What to do: Entries follow. Set all of them down as they stand.

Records
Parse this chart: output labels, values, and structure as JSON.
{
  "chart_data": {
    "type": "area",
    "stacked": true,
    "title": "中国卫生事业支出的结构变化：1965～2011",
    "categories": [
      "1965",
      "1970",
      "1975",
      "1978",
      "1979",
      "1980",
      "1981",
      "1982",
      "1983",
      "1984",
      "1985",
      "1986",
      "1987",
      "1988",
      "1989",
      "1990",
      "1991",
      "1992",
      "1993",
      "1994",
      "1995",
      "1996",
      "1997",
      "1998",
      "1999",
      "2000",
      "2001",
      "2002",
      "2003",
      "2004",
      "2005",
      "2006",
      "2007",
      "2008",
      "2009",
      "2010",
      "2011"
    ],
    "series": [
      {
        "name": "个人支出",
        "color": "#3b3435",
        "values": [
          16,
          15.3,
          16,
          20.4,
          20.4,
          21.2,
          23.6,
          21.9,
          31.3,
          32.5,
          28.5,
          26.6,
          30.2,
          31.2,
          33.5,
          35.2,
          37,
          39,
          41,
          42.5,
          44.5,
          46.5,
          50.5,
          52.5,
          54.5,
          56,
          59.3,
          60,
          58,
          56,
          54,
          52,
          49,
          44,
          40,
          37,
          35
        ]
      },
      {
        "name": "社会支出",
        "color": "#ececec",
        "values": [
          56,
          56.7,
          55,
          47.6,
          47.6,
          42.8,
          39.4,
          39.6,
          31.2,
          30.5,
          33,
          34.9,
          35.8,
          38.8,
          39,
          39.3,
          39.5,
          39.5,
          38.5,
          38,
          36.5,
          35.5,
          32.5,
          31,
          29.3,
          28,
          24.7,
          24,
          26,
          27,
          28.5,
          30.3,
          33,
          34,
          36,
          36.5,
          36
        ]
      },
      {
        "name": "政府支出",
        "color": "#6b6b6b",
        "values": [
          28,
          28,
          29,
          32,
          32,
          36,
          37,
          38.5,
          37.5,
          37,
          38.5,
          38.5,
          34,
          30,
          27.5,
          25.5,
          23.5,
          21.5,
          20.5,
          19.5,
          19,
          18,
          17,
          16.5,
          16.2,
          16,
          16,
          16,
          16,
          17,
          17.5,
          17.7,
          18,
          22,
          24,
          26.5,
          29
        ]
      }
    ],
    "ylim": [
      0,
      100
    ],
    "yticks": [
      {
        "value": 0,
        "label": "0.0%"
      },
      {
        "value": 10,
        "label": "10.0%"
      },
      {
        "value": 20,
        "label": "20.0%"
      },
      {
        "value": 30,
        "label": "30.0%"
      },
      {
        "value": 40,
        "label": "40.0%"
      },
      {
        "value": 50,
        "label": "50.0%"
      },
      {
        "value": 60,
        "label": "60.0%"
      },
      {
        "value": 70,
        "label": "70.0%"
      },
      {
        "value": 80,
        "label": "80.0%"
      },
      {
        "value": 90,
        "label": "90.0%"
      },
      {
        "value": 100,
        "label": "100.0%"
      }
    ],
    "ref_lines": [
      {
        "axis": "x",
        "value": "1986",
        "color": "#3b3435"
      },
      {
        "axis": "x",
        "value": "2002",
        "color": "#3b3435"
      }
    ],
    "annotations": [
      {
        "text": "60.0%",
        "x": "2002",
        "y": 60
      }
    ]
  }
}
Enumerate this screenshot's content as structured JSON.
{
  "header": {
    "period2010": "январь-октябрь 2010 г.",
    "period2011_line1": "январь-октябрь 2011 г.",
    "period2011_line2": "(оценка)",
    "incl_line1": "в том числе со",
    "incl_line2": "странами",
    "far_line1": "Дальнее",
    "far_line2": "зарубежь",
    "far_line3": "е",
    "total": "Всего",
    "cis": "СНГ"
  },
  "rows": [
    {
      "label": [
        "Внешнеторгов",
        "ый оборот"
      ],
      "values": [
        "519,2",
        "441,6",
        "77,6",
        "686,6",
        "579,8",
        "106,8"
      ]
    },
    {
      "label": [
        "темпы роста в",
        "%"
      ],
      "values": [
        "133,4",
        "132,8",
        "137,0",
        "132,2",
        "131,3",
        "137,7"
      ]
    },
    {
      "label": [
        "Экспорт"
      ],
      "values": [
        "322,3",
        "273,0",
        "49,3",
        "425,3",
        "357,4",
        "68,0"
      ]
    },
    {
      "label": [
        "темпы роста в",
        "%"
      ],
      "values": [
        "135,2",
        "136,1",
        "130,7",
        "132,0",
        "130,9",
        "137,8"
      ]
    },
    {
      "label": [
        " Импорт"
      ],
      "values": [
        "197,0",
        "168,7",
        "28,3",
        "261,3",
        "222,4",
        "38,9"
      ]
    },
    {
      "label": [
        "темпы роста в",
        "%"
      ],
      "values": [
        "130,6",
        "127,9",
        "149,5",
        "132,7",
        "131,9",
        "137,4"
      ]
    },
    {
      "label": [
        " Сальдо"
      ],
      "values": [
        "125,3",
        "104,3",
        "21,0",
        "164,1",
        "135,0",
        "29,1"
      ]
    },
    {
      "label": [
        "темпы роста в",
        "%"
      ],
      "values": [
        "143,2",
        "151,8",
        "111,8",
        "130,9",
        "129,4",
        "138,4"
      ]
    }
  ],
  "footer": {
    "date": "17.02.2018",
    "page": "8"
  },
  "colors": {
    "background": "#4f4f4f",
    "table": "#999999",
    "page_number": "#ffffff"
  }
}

The response:
Parse this chart: output labels, values, and structure as JSON.
{
  "chart_data": {
    "type": "area",
    "stacked": true,
    "title": "中国卫生事业支出的结构变化：1965～2011",
    "categories": [
      "1965",
      "1970",
      "1975",
      "1978",
      "1979",
      "1980",
      "1981",
      "1982",
      "1983",
      "1984",
      "1985",
      "1986",
      "1987",
      "1988",
      "1989",
      "1990",
      "1991",
      "1992",
      "1993",
      "1994",
      "1995",
      "1996",
      "1997",
      "1998",
      "1999",
      "2000",
      "2001",
      "2002",
      "2003",
      "2004",
      "2005",
      "2006",
      "2007",
      "2008",
      "2009",
      "2010",
      "2011"
    ],
    "series": [
      {
        "name": "个人支出",
        "color": "#3b3435",
        "values": [
          16,
          15.3,
          16,
          20.4,
          20.4,
          21.2,
          23.6,
          21.9,
          31.3,
          32.5,
          28.5,
          26.6,
          30.2,
          31.2,
          33.5,
          35.2,
          37,
          39,
          41,
          42.5,
          44.5,
          46.5,
          50.5,
          52.5,
          54.5,
          56,
          59.3,
          60,
          58,
          56,
          54,
          52,
          49,
          44,
          40,
          37,
          35
        ]
      },
      {
        "name": "社会支出",
        "color": "#ececec",
        "values": [
          56,
          56.7,
          55,
          47.6,
          47.6,
          42.8,
          39.4,
          39.6,
          31.2,
          30.5,
          33,
          34.9,
          35.8,
          38.8,
          39,
          39.3,
          39.5,
          39.5,
          38.5,
          38,
          36.5,
          35.5,
          32.5,
          31,
          29.3,
          28,
          24.7,
          24,
          26,
          27,
          28.5,
          30.3,
          33,
          34,
          36,
          36.5,
          36
        ]
      },
      {
        "name": "政府支出",
        "color": "#6b6b6b",
        "values": [
          28,
          28,
          29,
          32,
          32,
          36,
          37,
          38.5,
          37.5,
          37,
          38.5,
          38.5,
          34,
          30,
          27.5,
          25.5,
          23.5,
          21.5,
          20.5,
          19.5,
          19,
          18,
          17,
          16.5,
          16.2,
          16,
          16,
          16,
          16,
          17,
          17.5,
          17.7,
          18,
          22,
          24,
          26.5,
          29
        ]
      }
    ],
    "ylim": [
      0,
      100
    ],
    "yticks": [
      {
        "value": 0,
        "label": "0.0%"
      },
      {
        "value": 10,
        "label": "10.0%"
      },
      {
        "value": 20,
        "label": "20.0%"
      },
      {
        "value": 30,
        "label": "30.0%"
      },
      {
        "value": 40,
        "label": "40.0%"
      },
      {
        "value": 50,
        "label": "50.0%"
      },
      {
        "value": 60,
        "label": "60.0%"
      },
      {
        "value": 70,
        "label": "70.0%"
      },
      {
        "value": 80,
        "label": "80.0%"
      },
      {
        "value": 90,
        "label": "90.0%"
      },
      {
        "value": 100,
        "label": "100.0%"
      }
    ],
    "ref_lines": [
      {
        "axis": "x",
        "value": "1986",
        "color": "#3b3435"
      },
      {
        "axis": "x",
        "value": "2002",
        "color": "#3b3435"
      }
    ],
    "annotations": [
      {
        "text": "60.0%",
        "x": "2002",
        "y": 60
      }
    ]
  }
}
Enumerate this screenshot's content as structured JSON.
{
  "header": {
    "period2010": "январь-октябрь 2010 г.",
    "period2011_line1": "январь-октябрь 2011 г.",
    "period2011_line2": "(оценка)",
    "incl_line1": "в том числе со",
    "incl_line2": "странами",
    "far_line1": "Дальнее",
    "far_line2": "зарубежь",
    "far_line3": "е",
    "total": "Всего",
    "cis": "СНГ"
  },
  "rows": [
    {
      "label": [
        "Внешнеторгов",
        "ый оборот"
      ],
      "values": [
        "519,2",
        "441,6",
        "77,6",
        "686,6",
        "579,8",
        "106,8"
      ]
    },
    {
      "label": [
        "темпы роста в",
        "%"
      ],
      "values": [
        "133,4",
        "132,8",
        "137,0",
        "132,2",
        "131,3",
        "137,7"
      ]
    },
    {
      "label": [
        "Экспорт"
      ],
      "values": [
        "322,3",
        "273,0",
        "49,3",
        "425,3",
        "357,4",
        "68,0"
      ]
    },
    {
      "label": [
        "темпы роста в",
        "%"
      ],
      "values": [
        "135,2",
        "136,1",
        "130,7",
        "132,0",
        "130,9",
        "137,8"
      ]
    },
    {
      "label": [
        " Импорт"
      ],
      "values": [
        "197,0",
        "168,7",
        "28,3",
        "261,3",
        "222,4",
        "38,9"
      ]
    },
    {
      "label": [
        "темпы роста в",
        "%"
      ],
      "values": [
        "130,6",
        "127,9",
        "149,5",
        "132,7",
        "131,9",
        "137,4"
      ]
    },
    {
      "label": [
        " Сальдо"
      ],
      "values": [
        "125,3",
        "104,3",
        "21,0",
        "164,1",
        "135,0",
        "29,1"
      ]
    },
    {
      "label": [
        "темпы роста в",
        "%"
      ],
      "values": [
        "143,2",
        "151,8",
        "111,8",
        "130,9",
        "129,4",
        "138,4"
      ]
    }
  ],
  "footer": {
    "date": "17.02.2018",
    "page": "8"
  },
  "colors": {
    "background": "#4f4f4f",
    "table": "#999999",
    "page_number": "#ffffff"
  }
}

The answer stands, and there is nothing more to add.